## Begin

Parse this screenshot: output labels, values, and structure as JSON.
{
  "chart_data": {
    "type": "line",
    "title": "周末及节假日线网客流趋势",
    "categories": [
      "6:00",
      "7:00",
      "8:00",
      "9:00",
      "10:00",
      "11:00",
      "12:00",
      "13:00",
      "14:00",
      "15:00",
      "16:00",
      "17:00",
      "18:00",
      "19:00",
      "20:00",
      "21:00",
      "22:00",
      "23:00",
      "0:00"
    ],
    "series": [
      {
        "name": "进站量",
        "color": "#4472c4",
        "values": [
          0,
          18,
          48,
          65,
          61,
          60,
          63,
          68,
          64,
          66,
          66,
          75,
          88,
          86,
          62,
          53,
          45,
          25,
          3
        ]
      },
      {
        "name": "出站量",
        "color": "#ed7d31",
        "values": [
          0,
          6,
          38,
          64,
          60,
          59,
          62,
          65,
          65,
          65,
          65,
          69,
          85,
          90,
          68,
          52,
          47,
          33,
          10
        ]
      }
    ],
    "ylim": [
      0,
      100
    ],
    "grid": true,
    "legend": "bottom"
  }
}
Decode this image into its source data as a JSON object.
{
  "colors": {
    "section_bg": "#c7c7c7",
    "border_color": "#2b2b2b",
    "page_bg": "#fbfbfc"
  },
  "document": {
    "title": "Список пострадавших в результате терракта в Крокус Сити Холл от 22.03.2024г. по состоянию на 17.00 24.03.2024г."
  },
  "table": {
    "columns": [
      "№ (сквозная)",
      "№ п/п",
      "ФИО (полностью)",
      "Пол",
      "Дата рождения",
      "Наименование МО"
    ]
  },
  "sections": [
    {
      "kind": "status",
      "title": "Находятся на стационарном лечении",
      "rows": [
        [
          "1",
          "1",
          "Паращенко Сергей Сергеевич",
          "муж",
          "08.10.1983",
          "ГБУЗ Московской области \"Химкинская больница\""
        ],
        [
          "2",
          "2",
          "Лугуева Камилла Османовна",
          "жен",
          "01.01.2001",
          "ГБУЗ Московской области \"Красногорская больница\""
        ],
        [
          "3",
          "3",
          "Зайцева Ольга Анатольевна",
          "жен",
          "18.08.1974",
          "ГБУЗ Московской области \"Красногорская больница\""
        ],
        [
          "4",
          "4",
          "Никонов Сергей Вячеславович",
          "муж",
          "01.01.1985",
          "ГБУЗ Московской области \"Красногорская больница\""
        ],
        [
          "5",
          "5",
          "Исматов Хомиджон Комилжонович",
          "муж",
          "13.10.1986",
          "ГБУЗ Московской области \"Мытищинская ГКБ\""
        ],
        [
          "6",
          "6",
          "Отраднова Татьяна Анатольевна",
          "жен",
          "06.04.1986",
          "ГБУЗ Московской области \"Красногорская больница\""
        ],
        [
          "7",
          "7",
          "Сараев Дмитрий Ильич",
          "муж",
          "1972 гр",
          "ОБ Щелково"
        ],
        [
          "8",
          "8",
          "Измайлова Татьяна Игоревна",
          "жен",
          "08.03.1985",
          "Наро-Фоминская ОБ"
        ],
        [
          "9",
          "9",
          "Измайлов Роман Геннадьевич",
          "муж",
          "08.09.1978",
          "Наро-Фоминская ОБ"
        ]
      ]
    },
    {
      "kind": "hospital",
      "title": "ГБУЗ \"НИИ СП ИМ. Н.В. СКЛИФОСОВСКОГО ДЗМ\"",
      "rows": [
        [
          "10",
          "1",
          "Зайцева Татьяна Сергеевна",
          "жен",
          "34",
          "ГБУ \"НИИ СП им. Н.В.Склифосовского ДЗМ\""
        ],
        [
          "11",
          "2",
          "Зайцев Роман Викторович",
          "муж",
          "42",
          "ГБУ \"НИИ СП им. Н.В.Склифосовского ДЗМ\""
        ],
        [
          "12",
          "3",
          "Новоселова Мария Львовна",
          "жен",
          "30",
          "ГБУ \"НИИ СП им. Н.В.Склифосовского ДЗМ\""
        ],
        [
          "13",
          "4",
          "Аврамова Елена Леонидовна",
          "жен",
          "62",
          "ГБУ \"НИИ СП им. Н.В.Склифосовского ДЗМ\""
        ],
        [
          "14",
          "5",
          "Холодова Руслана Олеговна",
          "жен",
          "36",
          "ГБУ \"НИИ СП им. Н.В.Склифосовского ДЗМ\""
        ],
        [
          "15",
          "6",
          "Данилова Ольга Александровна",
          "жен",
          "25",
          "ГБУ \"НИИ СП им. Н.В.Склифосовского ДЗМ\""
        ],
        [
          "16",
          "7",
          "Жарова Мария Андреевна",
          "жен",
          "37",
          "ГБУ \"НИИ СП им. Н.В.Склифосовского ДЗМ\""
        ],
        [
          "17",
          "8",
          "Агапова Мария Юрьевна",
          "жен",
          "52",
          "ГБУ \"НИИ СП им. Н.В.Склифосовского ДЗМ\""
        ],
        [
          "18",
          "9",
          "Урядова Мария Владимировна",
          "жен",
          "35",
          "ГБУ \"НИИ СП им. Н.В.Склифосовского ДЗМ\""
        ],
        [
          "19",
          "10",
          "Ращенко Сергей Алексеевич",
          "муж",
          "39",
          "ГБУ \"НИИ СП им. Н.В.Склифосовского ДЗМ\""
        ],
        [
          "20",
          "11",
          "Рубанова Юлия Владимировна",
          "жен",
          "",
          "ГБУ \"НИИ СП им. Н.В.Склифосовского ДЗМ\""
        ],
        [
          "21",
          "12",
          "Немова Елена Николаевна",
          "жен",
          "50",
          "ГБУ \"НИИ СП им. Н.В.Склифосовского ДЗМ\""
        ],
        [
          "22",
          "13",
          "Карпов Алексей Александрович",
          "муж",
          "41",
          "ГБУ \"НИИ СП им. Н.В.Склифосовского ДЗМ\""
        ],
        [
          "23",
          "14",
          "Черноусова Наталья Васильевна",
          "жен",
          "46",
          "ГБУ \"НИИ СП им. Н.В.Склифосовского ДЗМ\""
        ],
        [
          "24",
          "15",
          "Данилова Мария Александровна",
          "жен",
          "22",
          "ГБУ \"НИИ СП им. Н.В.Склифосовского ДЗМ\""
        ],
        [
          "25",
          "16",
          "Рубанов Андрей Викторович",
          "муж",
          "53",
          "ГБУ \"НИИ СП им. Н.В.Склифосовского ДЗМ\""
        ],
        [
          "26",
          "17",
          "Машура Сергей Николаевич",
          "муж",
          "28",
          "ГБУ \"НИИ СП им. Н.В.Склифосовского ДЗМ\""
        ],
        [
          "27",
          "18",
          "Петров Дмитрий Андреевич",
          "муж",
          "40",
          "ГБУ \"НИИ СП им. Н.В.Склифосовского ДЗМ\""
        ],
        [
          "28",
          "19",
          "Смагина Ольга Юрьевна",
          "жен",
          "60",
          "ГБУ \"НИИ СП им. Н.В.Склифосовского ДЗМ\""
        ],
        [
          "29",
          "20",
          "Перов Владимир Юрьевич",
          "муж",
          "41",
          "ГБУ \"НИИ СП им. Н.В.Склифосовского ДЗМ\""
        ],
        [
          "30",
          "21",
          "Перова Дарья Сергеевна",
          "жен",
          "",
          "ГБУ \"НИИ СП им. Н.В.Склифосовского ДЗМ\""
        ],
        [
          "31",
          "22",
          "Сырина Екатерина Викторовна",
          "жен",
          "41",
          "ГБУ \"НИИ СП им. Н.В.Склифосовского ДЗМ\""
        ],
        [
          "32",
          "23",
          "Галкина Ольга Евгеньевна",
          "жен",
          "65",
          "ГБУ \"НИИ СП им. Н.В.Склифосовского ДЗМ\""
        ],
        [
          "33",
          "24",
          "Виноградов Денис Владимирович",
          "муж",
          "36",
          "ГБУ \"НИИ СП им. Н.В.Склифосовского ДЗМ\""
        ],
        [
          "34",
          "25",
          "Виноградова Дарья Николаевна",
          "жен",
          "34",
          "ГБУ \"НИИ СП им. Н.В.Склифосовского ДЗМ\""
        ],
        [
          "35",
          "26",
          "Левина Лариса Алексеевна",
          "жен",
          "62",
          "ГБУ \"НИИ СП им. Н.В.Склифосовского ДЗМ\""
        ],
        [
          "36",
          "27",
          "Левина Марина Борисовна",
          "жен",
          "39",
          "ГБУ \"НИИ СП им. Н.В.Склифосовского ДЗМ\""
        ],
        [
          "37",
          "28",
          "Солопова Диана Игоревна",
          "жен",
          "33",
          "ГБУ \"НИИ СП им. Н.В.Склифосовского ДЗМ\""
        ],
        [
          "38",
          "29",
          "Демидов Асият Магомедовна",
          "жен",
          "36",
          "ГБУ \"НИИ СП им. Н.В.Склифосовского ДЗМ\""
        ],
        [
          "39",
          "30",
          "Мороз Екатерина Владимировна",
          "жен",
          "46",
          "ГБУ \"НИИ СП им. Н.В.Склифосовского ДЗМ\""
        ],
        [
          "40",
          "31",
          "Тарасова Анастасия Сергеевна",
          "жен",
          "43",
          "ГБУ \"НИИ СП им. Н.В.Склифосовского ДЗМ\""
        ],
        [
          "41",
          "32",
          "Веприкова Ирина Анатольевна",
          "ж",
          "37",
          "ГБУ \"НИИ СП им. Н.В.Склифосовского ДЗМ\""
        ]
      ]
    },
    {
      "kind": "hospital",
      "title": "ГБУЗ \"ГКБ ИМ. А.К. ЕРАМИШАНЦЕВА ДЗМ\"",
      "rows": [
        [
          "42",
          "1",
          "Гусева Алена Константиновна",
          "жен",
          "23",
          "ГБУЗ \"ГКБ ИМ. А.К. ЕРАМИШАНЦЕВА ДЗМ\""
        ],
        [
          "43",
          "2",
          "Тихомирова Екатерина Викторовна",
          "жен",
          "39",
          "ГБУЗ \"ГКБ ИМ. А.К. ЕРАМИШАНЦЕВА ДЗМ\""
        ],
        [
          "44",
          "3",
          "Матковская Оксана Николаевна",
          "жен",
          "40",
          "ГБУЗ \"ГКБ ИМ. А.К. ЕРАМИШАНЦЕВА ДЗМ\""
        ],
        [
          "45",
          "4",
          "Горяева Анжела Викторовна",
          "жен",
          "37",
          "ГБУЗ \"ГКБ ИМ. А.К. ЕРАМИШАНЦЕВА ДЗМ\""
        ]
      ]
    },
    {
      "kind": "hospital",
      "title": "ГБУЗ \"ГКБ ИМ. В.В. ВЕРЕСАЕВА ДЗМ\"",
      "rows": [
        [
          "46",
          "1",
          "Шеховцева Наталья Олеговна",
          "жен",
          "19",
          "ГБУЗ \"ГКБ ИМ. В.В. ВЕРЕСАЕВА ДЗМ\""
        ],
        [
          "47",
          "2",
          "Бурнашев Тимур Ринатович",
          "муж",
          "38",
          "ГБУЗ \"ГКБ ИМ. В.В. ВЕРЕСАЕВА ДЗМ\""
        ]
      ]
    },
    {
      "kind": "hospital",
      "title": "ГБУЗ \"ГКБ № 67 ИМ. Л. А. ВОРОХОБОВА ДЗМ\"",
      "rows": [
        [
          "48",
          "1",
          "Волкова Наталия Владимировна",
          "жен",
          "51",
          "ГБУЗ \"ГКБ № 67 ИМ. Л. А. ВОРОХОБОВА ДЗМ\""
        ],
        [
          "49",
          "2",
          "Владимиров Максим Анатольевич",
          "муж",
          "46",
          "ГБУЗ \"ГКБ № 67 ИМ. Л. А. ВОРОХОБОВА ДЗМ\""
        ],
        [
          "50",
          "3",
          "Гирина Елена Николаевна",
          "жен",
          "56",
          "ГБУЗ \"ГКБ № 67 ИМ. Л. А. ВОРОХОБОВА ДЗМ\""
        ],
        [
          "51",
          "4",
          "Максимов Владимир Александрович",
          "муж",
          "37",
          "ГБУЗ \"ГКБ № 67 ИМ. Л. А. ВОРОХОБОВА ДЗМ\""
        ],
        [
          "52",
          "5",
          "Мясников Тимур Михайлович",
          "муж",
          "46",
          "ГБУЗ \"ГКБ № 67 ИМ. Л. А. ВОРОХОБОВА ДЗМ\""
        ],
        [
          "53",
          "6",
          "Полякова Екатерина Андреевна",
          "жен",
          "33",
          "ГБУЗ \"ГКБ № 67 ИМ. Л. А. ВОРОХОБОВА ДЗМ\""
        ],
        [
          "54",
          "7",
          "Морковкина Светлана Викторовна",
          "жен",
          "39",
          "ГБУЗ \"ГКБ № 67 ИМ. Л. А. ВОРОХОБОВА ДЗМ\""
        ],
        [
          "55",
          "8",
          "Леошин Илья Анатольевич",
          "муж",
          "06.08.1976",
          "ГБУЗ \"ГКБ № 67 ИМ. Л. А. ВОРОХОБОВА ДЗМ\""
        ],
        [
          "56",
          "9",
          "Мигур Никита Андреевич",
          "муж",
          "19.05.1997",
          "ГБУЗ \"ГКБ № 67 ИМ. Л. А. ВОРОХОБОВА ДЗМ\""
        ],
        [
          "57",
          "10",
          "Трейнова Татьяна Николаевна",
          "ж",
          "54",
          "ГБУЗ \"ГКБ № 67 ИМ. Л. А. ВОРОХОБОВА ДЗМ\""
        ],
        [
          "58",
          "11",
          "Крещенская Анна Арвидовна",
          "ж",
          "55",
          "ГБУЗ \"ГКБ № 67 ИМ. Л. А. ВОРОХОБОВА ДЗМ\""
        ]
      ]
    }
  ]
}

## End

Written exercise
Show every line above in which the word "JSON" occurs.

Output below
Parse this screenshot: output labels, values, and structure as JSON.
Decode this image into its source data as a JSON object.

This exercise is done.